Data entries:
################
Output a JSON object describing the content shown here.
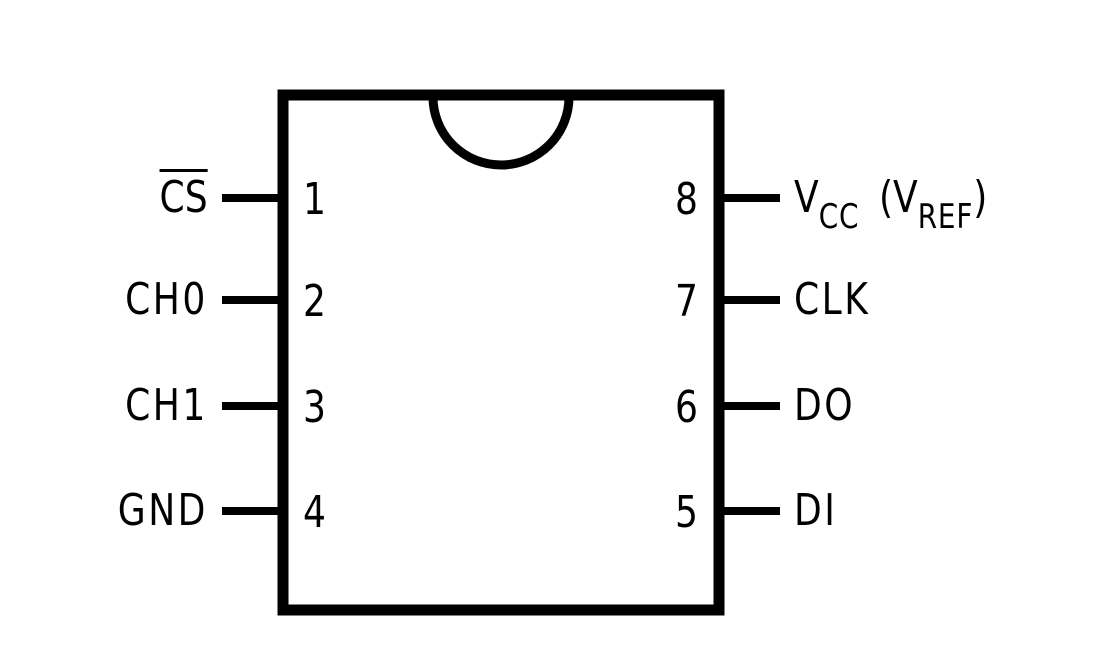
{
  "pins_left": [
    {
      "number": "1",
      "name": "CS",
      "active_low": true
    },
    {
      "number": "2",
      "name": "CH0"
    },
    {
      "number": "3",
      "name": "CH1"
    },
    {
      "number": "4",
      "name": "GND"
    }
  ],
  "pins_right": [
    {
      "number": "8",
      "name_main": "V",
      "name_sub": "CC",
      "paren_open": "(V",
      "paren_sub": "REF",
      "paren_close": ")"
    },
    {
      "number": "7",
      "name": "CLK"
    },
    {
      "number": "6",
      "name": "DO"
    },
    {
      "number": "5",
      "name": "DI"
    }
  ]
}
################
*Written task*
The records above must be echoed exactly, minus their pictures.

*Correct response*
Output a JSON object describing the content shown here.
{
  "pins_left": [
    {
      "number": "1",
      "name": "CS",
      "active_low": true
    },
    {
      "number": "2",
      "name": "CH0"
    },
    {
      "number": "3",
      "name": "CH1"
    },
    {
      "number": "4",
      "name": "GND"
    }
  ],
  "pins_right": [
    {
      "number": "8",
      "name_main": "V",
      "name_sub": "CC",
      "paren_open": "(V",
      "paren_sub": "REF",
      "paren_close": ")"
    },
    {
      "number": "7",
      "name": "CLK"
    },
    {
      "number": "6",
      "name": "DO"
    },
    {
      "number": "5",
      "name": "DI"
    }
  ]
}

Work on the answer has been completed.